• _What this task involves_: Search the material for the word "discussion" and copy each line that holds it.

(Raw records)
* begin *

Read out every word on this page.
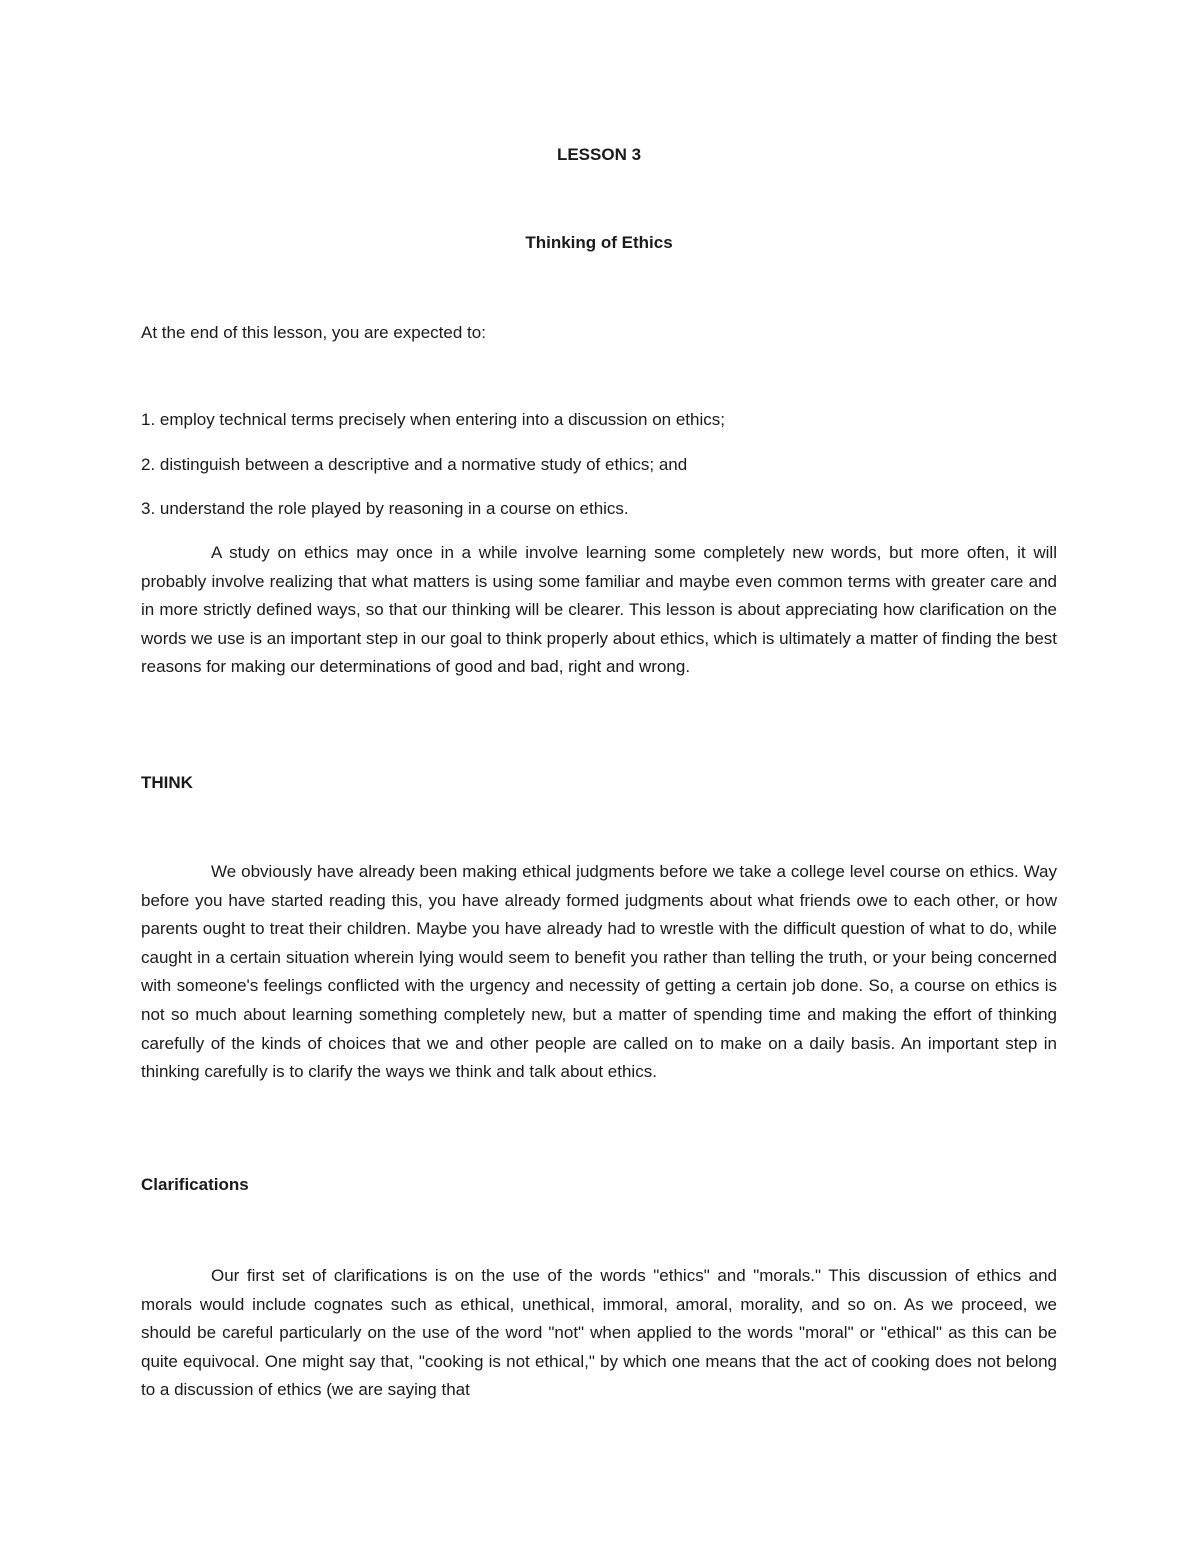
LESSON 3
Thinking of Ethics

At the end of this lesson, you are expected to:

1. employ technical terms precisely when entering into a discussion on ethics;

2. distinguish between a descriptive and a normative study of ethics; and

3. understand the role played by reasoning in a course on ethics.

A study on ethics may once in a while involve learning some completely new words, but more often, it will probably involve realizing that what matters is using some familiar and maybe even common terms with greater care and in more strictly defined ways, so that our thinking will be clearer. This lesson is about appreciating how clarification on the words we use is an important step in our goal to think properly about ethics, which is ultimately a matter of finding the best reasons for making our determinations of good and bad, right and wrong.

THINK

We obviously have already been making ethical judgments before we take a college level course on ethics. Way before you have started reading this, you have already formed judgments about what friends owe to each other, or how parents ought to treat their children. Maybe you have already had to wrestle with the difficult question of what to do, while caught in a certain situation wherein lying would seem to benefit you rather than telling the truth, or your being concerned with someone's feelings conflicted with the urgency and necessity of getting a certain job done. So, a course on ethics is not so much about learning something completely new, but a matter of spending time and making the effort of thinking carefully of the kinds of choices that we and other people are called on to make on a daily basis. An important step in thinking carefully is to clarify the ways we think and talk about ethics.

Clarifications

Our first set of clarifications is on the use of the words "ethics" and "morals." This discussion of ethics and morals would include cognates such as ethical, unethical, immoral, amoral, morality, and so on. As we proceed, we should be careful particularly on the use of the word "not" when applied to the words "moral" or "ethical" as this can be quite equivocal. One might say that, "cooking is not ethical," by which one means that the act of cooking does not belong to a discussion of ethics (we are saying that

* end *

• _Written answer_:
1. employ technical terms precisely when entering into a discussion on ethics;
Our first set of clarifications is on the use of the words "ethics" and "morals." This discussion of ethics and morals would include cognates such as ethical, unethical, immoral, amoral, morality, and so on. As we proceed, we should be careful particularly on the use of the word "not" when applied to the words "moral" or "ethical" as this can be quite equivocal. One might say that, "cooking is not ethical," by which one means that the act of cooking does not belong to a discussion of ethics (we are saying that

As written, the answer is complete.